--- The task ---
Reproduce every item below, swapping each occurrence of "close-tab-icon" for "tab-close-button" and leaving everything else unchanged.

--- Dataset records ---
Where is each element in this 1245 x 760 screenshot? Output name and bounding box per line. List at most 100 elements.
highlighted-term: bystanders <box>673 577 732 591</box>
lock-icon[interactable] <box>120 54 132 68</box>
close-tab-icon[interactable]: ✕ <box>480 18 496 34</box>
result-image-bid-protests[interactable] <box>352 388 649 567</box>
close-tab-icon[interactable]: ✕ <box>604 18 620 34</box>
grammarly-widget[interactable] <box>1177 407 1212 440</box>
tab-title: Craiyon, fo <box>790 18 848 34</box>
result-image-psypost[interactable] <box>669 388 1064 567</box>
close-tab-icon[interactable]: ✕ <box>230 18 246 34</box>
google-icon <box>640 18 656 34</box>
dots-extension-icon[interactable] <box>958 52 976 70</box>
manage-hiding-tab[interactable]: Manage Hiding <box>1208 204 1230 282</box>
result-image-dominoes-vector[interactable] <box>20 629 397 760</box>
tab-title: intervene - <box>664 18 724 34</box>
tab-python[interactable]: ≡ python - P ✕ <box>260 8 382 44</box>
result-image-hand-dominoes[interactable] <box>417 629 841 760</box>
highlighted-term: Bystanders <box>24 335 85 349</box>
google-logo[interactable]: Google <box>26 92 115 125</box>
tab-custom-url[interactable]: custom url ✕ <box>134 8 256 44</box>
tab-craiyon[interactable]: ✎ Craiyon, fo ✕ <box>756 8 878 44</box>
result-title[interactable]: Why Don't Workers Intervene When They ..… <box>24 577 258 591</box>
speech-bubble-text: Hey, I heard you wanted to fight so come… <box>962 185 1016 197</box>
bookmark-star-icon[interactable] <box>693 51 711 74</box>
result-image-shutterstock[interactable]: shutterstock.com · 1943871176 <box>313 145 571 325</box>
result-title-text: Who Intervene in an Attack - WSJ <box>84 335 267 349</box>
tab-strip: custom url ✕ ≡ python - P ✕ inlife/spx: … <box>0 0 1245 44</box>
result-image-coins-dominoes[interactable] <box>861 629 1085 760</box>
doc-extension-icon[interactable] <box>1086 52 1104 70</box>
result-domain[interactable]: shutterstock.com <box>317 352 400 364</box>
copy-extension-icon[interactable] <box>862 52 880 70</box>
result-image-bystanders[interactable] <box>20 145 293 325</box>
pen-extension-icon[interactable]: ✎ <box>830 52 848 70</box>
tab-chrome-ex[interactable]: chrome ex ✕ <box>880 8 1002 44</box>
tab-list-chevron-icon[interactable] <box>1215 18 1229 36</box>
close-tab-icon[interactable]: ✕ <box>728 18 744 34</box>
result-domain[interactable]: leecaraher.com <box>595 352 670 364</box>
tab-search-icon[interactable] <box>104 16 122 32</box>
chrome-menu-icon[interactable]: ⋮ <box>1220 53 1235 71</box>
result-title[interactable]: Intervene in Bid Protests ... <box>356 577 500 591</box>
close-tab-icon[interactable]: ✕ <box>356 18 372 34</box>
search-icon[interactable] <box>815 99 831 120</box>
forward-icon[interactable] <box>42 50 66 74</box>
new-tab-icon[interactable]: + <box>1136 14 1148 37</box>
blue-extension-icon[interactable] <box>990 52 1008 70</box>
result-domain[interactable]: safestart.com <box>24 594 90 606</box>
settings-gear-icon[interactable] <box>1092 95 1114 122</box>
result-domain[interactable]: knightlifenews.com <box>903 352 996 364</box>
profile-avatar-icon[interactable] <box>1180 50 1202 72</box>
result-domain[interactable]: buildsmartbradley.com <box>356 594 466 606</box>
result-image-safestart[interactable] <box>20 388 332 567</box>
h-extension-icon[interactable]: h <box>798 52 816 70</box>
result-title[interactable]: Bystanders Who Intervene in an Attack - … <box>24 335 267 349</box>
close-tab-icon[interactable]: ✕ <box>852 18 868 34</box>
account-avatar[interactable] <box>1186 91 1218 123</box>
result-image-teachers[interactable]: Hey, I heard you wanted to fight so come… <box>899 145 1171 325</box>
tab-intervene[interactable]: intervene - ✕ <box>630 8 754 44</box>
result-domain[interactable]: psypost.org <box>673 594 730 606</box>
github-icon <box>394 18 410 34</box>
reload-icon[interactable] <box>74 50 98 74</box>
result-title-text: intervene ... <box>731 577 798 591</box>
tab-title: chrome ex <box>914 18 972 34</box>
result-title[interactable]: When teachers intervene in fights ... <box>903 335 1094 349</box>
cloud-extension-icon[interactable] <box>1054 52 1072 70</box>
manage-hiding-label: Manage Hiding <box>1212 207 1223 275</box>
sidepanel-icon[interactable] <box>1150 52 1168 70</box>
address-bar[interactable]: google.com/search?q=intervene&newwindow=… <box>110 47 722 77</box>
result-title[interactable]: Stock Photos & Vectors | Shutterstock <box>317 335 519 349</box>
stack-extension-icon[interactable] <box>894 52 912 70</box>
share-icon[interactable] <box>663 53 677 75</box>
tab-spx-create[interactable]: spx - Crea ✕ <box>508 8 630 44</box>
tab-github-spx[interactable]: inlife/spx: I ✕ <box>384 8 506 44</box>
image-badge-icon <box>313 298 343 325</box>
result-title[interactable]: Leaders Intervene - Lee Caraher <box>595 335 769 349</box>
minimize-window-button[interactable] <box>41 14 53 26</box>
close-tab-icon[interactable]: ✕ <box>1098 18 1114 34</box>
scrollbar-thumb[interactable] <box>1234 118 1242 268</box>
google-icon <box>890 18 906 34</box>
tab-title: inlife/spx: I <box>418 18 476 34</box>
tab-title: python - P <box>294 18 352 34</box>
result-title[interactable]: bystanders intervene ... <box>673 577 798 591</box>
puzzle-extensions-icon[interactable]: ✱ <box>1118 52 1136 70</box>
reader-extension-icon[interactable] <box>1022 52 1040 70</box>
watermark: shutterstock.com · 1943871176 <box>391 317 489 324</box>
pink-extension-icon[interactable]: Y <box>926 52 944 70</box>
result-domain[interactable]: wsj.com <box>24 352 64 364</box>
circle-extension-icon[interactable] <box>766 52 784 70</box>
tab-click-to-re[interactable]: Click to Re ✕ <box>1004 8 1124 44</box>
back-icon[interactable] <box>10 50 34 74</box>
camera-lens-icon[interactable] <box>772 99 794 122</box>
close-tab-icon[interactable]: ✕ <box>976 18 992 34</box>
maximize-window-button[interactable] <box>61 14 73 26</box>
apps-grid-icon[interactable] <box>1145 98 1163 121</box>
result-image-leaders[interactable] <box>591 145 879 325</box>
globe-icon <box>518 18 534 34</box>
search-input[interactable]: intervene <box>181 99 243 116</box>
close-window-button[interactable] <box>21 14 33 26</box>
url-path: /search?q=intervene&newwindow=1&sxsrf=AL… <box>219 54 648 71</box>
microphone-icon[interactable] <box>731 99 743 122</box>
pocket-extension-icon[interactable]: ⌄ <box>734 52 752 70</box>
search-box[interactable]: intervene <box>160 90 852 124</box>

--- Solution ---
Where is each element in this 1245 x 760 screenshot? Output name and bounding box per line. List at most 100 elements.
highlighted-term: bystanders <box>673 577 732 591</box>
lock-icon[interactable] <box>120 54 132 68</box>
tab-close-button[interactable]: ✕ <box>480 18 496 34</box>
result-image-bid-protests[interactable] <box>352 388 649 567</box>
tab-close-button[interactable]: ✕ <box>604 18 620 34</box>
grammarly-widget[interactable] <box>1177 407 1212 440</box>
tab-title: Craiyon, fo <box>790 18 848 34</box>
result-image-psypost[interactable] <box>669 388 1064 567</box>
tab-close-button[interactable]: ✕ <box>230 18 246 34</box>
google-icon <box>640 18 656 34</box>
dots-extension-icon[interactable] <box>958 52 976 70</box>
manage-hiding-tab[interactable]: Manage Hiding <box>1208 204 1230 282</box>
result-image-dominoes-vector[interactable] <box>20 629 397 760</box>
tab-title: intervene - <box>664 18 724 34</box>
tab-python[interactable]: ≡ python - P ✕ <box>260 8 382 44</box>
result-image-hand-dominoes[interactable] <box>417 629 841 760</box>
highlighted-term: Bystanders <box>24 335 85 349</box>
google-logo[interactable]: Google <box>26 92 115 125</box>
tab-custom-url[interactable]: custom url ✕ <box>134 8 256 44</box>
tab-craiyon[interactable]: ✎ Craiyon, fo ✕ <box>756 8 878 44</box>
result-title[interactable]: Why Don't Workers Intervene When They ..… <box>24 577 258 591</box>
speech-bubble-text: Hey, I heard you wanted to fight so come… <box>962 185 1016 197</box>
bookmark-star-icon[interactable] <box>693 51 711 74</box>
result-image-shutterstock[interactable]: shutterstock.com · 1943871176 <box>313 145 571 325</box>
result-title-text: Who Intervene in an Attack - WSJ <box>84 335 267 349</box>
tab-strip: custom url ✕ ≡ python - P ✕ inlife/spx: … <box>0 0 1245 44</box>
result-image-coins-dominoes[interactable] <box>861 629 1085 760</box>
doc-extension-icon[interactable] <box>1086 52 1104 70</box>
result-domain[interactable]: shutterstock.com <box>317 352 400 364</box>
copy-extension-icon[interactable] <box>862 52 880 70</box>
result-image-bystanders[interactable] <box>20 145 293 325</box>
pen-extension-icon[interactable]: ✎ <box>830 52 848 70</box>
tab-chrome-ex[interactable]: chrome ex ✕ <box>880 8 1002 44</box>
tab-list-chevron-icon[interactable] <box>1215 18 1229 36</box>
tab-close-button[interactable]: ✕ <box>728 18 744 34</box>
result-domain[interactable]: leecaraher.com <box>595 352 670 364</box>
tab-search-icon[interactable] <box>104 16 122 32</box>
chrome-menu-icon[interactable]: ⋮ <box>1220 53 1235 71</box>
result-title[interactable]: Intervene in Bid Protests ... <box>356 577 500 591</box>
tab-close-button[interactable]: ✕ <box>356 18 372 34</box>
search-icon[interactable] <box>815 99 831 120</box>
forward-icon[interactable] <box>42 50 66 74</box>
new-tab-icon[interactable]: + <box>1136 14 1148 37</box>
blue-extension-icon[interactable] <box>990 52 1008 70</box>
result-domain[interactable]: safestart.com <box>24 594 90 606</box>
settings-gear-icon[interactable] <box>1092 95 1114 122</box>
result-domain[interactable]: knightlifenews.com <box>903 352 996 364</box>
profile-avatar-icon[interactable] <box>1180 50 1202 72</box>
result-domain[interactable]: buildsmartbradley.com <box>356 594 466 606</box>
result-image-safestart[interactable] <box>20 388 332 567</box>
h-extension-icon[interactable]: h <box>798 52 816 70</box>
result-title[interactable]: Bystanders Who Intervene in an Attack - … <box>24 335 267 349</box>
tab-close-button[interactable]: ✕ <box>852 18 868 34</box>
account-avatar[interactable] <box>1186 91 1218 123</box>
result-image-teachers[interactable]: Hey, I heard you wanted to fight so come… <box>899 145 1171 325</box>
tab-intervene[interactable]: intervene - ✕ <box>630 8 754 44</box>
result-domain[interactable]: psypost.org <box>673 594 730 606</box>
github-icon <box>394 18 410 34</box>
reload-icon[interactable] <box>74 50 98 74</box>
result-title-text: intervene ... <box>731 577 798 591</box>
tab-title: chrome ex <box>914 18 972 34</box>
result-title[interactable]: When teachers intervene in fights ... <box>903 335 1094 349</box>
cloud-extension-icon[interactable] <box>1054 52 1072 70</box>
manage-hiding-label: Manage Hiding <box>1212 207 1223 275</box>
sidepanel-icon[interactable] <box>1150 52 1168 70</box>
address-bar[interactable]: google.com/search?q=intervene&newwindow=… <box>110 47 722 77</box>
result-title[interactable]: Stock Photos & Vectors | Shutterstock <box>317 335 519 349</box>
stack-extension-icon[interactable] <box>894 52 912 70</box>
share-icon[interactable] <box>663 53 677 75</box>
tab-spx-create[interactable]: spx - Crea ✕ <box>508 8 630 44</box>
tab-github-spx[interactable]: inlife/spx: I ✕ <box>384 8 506 44</box>
image-badge-icon <box>313 298 343 325</box>
result-title[interactable]: Leaders Intervene - Lee Caraher <box>595 335 769 349</box>
minimize-window-button[interactable] <box>41 14 53 26</box>
tab-close-button[interactable]: ✕ <box>1098 18 1114 34</box>
scrollbar-thumb[interactable] <box>1234 118 1242 268</box>
google-icon <box>890 18 906 34</box>
tab-title: inlife/spx: I <box>418 18 476 34</box>
tab-title: python - P <box>294 18 352 34</box>
result-title[interactable]: bystanders intervene ... <box>673 577 798 591</box>
puzzle-extensions-icon[interactable]: ✱ <box>1118 52 1136 70</box>
reader-extension-icon[interactable] <box>1022 52 1040 70</box>
watermark: shutterstock.com · 1943871176 <box>391 317 489 324</box>
pink-extension-icon[interactable]: Y <box>926 52 944 70</box>
result-domain[interactable]: wsj.com <box>24 352 64 364</box>
circle-extension-icon[interactable] <box>766 52 784 70</box>
tab-click-to-re[interactable]: Click to Re ✕ <box>1004 8 1124 44</box>
back-icon[interactable] <box>10 50 34 74</box>
camera-lens-icon[interactable] <box>772 99 794 122</box>
tab-close-button[interactable]: ✕ <box>976 18 992 34</box>
maximize-window-button[interactable] <box>61 14 73 26</box>
apps-grid-icon[interactable] <box>1145 98 1163 121</box>
result-image-leaders[interactable] <box>591 145 879 325</box>
globe-icon <box>518 18 534 34</box>
search-input[interactable]: intervene <box>181 99 243 116</box>
close-window-button[interactable] <box>21 14 33 26</box>
url-path: /search?q=intervene&newwindow=1&sxsrf=AL… <box>219 54 648 71</box>
microphone-icon[interactable] <box>731 99 743 122</box>
pocket-extension-icon[interactable]: ⌄ <box>734 52 752 70</box>
search-box[interactable]: intervene <box>160 90 852 124</box>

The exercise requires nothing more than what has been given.